Dataset rows about figures
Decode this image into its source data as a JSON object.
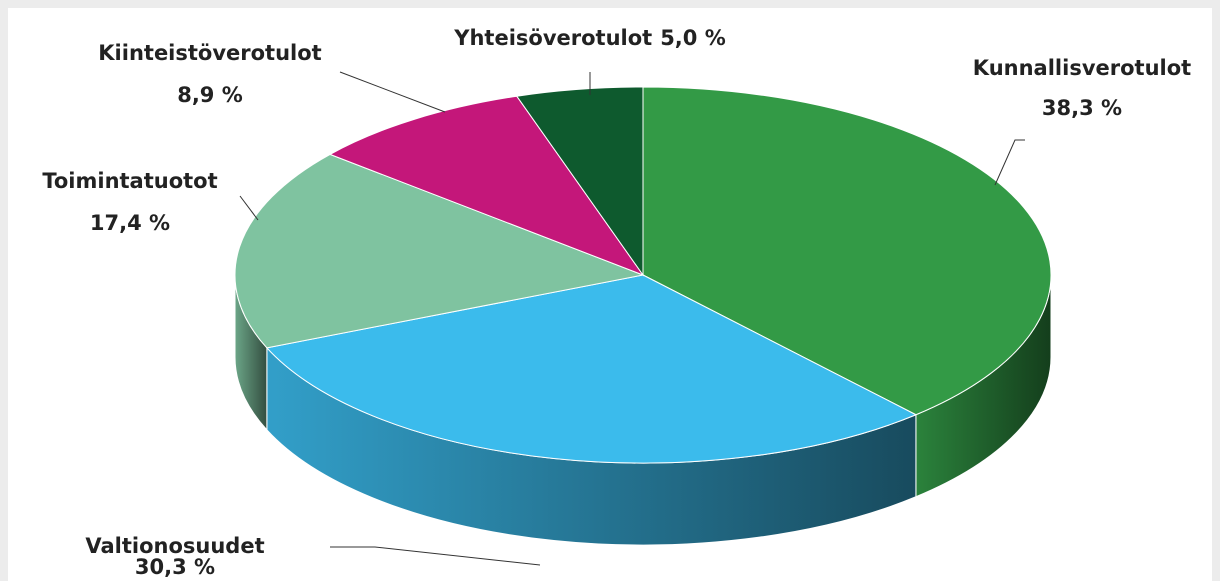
{
  "chart_data": {
    "type": "pie3d",
    "categories": [
      "Kunnallisverotulot",
      "Valtionosuudet",
      "Toimintatuotot",
      "Kiinteistöverotulot",
      "Yhteisöverotulot"
    ],
    "values": [
      38.3,
      30.3,
      17.4,
      8.9,
      5.0
    ],
    "value_labels": [
      "38,3 %",
      "30,3 %",
      "17,4 %",
      "8,9 %",
      "5,0 %"
    ],
    "colors": [
      "#339a46",
      "#3bbbec",
      "#7fc3a0",
      "#c4177a",
      "#0e5a2e"
    ]
  }
}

> _Problem to work on_:
Copy out all the data exactly; skip the pictures.

> _Final answer_:
Decode this image into its source data as a JSON object.
{
  "chart_data": {
    "type": "pie3d",
    "categories": [
      "Kunnallisverotulot",
      "Valtionosuudet",
      "Toimintatuotot",
      "Kiinteistöverotulot",
      "Yhteisöverotulot"
    ],
    "values": [
      38.3,
      30.3,
      17.4,
      8.9,
      5.0
    ],
    "value_labels": [
      "38,3 %",
      "30,3 %",
      "17,4 %",
      "8,9 %",
      "5,0 %"
    ],
    "colors": [
      "#339a46",
      "#3bbbec",
      "#7fc3a0",
      "#c4177a",
      "#0e5a2e"
    ]
  }
}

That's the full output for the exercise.